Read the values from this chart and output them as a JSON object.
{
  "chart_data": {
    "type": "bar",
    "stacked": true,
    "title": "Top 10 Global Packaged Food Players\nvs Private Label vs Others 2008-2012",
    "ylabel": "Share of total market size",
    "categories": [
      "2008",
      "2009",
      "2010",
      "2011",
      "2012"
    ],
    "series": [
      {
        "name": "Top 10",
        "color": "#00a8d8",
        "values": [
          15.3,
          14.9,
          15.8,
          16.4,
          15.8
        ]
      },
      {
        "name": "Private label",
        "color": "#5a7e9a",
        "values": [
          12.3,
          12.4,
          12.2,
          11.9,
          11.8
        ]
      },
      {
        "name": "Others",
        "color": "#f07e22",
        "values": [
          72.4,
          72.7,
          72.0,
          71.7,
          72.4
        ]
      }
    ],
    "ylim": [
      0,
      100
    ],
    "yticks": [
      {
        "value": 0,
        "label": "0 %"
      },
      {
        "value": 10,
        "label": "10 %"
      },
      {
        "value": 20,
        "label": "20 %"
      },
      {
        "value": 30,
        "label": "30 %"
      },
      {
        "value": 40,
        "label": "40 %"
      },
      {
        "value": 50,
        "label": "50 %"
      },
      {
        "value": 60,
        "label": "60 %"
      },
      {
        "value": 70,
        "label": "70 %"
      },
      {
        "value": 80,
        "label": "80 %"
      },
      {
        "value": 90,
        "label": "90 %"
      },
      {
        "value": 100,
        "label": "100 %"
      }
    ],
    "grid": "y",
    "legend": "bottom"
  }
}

AIM | Return the whole listing exactly.

THE RESULT |
Read the values from this chart and output them as a JSON object.
{
  "chart_data": {
    "type": "bar",
    "stacked": true,
    "title": "Top 10 Global Packaged Food Players\nvs Private Label vs Others 2008-2012",
    "ylabel": "Share of total market size",
    "categories": [
      "2008",
      "2009",
      "2010",
      "2011",
      "2012"
    ],
    "series": [
      {
        "name": "Top 10",
        "color": "#00a8d8",
        "values": [
          15.3,
          14.9,
          15.8,
          16.4,
          15.8
        ]
      },
      {
        "name": "Private label",
        "color": "#5a7e9a",
        "values": [
          12.3,
          12.4,
          12.2,
          11.9,
          11.8
        ]
      },
      {
        "name": "Others",
        "color": "#f07e22",
        "values": [
          72.4,
          72.7,
          72.0,
          71.7,
          72.4
        ]
      }
    ],
    "ylim": [
      0,
      100
    ],
    "yticks": [
      {
        "value": 0,
        "label": "0 %"
      },
      {
        "value": 10,
        "label": "10 %"
      },
      {
        "value": 20,
        "label": "20 %"
      },
      {
        "value": 30,
        "label": "30 %"
      },
      {
        "value": 40,
        "label": "40 %"
      },
      {
        "value": 50,
        "label": "50 %"
      },
      {
        "value": 60,
        "label": "60 %"
      },
      {
        "value": 70,
        "label": "70 %"
      },
      {
        "value": 80,
        "label": "80 %"
      },
      {
        "value": 90,
        "label": "90 %"
      },
      {
        "value": 100,
        "label": "100 %"
      }
    ],
    "grid": "y",
    "legend": "bottom"
  }
}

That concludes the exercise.